Task goal ▸ What follows is a set of records; repeat all of them exactly.

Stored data
>> begin
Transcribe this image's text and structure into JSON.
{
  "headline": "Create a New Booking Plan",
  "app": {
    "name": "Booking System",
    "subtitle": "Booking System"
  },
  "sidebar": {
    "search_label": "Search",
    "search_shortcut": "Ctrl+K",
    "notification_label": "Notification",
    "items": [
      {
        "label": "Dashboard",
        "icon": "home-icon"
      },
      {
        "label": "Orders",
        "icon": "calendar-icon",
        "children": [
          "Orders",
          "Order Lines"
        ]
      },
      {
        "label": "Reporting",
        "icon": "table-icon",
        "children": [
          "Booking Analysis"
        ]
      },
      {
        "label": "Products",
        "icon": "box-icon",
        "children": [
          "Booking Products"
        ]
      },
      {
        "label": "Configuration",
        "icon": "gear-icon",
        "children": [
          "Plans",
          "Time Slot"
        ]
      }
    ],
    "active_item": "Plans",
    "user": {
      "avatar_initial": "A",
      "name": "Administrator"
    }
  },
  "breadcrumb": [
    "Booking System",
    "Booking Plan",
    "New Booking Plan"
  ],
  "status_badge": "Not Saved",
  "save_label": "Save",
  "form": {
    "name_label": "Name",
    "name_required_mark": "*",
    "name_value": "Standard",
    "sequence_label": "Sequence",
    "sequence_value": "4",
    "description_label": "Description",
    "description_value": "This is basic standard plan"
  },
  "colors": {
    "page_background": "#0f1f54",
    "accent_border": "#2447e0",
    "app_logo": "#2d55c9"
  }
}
>> end
Task output ▸
Transcribe this image's text and structure into JSON.
{
  "headline": "Create a New Booking Plan",
  "app": {
    "name": "Booking System",
    "subtitle": "Booking System"
  },
  "sidebar": {
    "search_label": "Search",
    "search_shortcut": "Ctrl+K",
    "notification_label": "Notification",
    "items": [
      {
        "label": "Dashboard",
        "icon": "home-icon"
      },
      {
        "label": "Orders",
        "icon": "calendar-icon",
        "children": [
          "Orders",
          "Order Lines"
        ]
      },
      {
        "label": "Reporting",
        "icon": "table-icon",
        "children": [
          "Booking Analysis"
        ]
      },
      {
        "label": "Products",
        "icon": "box-icon",
        "children": [
          "Booking Products"
        ]
      },
      {
        "label": "Configuration",
        "icon": "gear-icon",
        "children": [
          "Plans",
          "Time Slot"
        ]
      }
    ],
    "active_item": "Plans",
    "user": {
      "avatar_initial": "A",
      "name": "Administrator"
    }
  },
  "breadcrumb": [
    "Booking System",
    "Booking Plan",
    "New Booking Plan"
  ],
  "status_badge": "Not Saved",
  "save_label": "Save",
  "form": {
    "name_label": "Name",
    "name_required_mark": "*",
    "name_value": "Standard",
    "sequence_label": "Sequence",
    "sequence_value": "4",
    "description_label": "Description",
    "description_value": "This is basic standard plan"
  },
  "colors": {
    "page_background": "#0f1f54",
    "accent_border": "#2447e0",
    "app_logo": "#2d55c9"
  }
}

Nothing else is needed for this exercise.